### Records excerpted from a collection
☆ ☆ ☆ ☆ ☆ ☆ ☆

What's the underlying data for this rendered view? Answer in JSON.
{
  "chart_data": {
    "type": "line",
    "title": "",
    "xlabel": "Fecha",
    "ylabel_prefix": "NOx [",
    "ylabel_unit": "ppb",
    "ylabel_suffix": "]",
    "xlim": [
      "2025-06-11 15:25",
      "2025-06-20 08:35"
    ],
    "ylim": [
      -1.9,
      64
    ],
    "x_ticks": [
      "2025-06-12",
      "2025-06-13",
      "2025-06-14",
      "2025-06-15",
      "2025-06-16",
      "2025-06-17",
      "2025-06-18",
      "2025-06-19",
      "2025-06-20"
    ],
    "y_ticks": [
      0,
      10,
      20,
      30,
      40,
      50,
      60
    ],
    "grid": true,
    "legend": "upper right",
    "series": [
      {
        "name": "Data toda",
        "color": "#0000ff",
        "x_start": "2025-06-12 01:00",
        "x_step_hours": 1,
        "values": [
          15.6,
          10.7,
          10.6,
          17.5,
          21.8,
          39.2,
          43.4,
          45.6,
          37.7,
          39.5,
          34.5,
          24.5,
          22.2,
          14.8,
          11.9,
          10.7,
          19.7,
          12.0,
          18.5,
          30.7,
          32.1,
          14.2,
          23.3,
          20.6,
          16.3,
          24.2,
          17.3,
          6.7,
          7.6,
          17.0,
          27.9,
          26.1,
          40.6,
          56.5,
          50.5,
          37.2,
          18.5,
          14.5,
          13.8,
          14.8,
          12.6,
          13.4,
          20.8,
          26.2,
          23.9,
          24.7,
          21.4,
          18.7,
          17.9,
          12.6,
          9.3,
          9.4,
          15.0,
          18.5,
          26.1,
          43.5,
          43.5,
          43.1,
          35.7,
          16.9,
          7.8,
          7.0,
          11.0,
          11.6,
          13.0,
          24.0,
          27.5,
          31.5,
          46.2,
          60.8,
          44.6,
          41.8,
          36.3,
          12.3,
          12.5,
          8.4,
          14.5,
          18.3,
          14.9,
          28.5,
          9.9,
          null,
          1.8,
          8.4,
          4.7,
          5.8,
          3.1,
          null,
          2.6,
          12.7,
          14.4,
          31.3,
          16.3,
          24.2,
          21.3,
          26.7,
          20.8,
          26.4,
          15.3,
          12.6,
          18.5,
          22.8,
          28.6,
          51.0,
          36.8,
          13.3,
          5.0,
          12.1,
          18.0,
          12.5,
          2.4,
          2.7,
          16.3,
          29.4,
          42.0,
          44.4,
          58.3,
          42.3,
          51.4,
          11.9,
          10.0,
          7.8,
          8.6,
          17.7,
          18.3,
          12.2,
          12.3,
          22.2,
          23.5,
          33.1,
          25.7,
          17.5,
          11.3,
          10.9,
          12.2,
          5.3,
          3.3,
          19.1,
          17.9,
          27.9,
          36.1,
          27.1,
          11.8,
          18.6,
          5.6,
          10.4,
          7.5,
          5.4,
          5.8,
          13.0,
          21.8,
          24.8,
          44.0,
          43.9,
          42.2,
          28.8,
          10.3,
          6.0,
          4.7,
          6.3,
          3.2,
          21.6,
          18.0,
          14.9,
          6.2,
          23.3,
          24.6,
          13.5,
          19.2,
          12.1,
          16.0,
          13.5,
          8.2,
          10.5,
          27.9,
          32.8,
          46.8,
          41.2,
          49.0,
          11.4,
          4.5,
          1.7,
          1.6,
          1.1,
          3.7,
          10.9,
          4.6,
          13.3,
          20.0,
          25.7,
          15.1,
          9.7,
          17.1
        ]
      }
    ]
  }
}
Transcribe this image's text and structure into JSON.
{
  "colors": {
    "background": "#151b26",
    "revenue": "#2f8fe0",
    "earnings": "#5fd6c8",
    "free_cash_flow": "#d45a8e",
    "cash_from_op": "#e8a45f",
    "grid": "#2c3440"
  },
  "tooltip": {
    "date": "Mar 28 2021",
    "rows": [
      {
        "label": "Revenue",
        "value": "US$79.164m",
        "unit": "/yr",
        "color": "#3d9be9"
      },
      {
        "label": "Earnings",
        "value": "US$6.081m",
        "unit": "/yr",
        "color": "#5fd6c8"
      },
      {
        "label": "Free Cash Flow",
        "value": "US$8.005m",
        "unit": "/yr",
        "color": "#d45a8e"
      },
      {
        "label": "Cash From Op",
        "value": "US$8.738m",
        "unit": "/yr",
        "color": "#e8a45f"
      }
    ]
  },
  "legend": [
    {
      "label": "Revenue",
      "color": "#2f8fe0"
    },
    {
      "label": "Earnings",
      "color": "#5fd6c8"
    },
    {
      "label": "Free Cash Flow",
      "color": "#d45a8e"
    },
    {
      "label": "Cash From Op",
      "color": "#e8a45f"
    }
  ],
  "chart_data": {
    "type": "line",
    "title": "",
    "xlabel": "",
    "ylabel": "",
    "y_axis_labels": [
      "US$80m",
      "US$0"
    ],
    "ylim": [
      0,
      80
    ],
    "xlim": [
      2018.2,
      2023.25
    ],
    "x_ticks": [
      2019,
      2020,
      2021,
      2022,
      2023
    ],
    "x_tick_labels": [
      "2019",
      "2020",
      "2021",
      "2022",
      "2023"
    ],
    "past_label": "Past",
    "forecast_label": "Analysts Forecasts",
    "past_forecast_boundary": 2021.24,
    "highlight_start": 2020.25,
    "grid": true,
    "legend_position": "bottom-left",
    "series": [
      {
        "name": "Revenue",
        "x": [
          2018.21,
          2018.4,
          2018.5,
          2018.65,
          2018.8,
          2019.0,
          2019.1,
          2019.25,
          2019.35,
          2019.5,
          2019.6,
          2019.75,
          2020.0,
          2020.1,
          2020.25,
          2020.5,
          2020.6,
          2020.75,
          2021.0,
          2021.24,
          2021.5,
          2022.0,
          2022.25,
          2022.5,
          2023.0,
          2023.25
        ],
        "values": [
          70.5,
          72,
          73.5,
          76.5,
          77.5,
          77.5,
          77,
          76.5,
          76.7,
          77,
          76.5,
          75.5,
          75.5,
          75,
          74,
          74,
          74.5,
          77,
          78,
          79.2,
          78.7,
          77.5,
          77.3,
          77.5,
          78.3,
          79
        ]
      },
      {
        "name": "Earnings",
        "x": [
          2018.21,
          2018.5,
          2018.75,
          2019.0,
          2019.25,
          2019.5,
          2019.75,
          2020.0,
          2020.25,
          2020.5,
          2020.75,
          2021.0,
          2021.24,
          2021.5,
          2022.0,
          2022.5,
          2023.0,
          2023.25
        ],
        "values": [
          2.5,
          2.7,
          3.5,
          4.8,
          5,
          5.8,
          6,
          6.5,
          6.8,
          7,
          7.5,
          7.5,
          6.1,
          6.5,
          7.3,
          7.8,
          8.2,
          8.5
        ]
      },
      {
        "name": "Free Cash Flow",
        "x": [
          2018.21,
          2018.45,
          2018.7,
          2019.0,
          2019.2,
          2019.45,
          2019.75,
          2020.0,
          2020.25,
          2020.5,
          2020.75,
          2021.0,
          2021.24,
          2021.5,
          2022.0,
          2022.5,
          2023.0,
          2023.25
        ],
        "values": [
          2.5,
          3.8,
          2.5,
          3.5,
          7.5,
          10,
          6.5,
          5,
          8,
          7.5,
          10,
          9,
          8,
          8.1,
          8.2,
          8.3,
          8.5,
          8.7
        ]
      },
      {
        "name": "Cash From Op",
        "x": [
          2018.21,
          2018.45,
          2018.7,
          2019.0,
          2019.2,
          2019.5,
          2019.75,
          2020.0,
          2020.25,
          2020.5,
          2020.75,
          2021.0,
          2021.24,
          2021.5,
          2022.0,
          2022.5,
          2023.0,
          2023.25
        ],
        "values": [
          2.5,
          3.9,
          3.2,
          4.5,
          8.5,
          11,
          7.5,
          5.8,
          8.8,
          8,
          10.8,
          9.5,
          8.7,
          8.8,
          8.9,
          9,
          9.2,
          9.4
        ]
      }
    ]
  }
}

☆ ☆ ☆ ☆ ☆ ☆ ☆

### YOUR INSTRUCTIONS
Pick out the lines containing the string "name" and show them.

### RIGHT ANSWER
        "name": "Data toda",
        "name": "Revenue",
        "name": "Earnings",
        "name": "Free Cash Flow",
        "name": "Cash From Op",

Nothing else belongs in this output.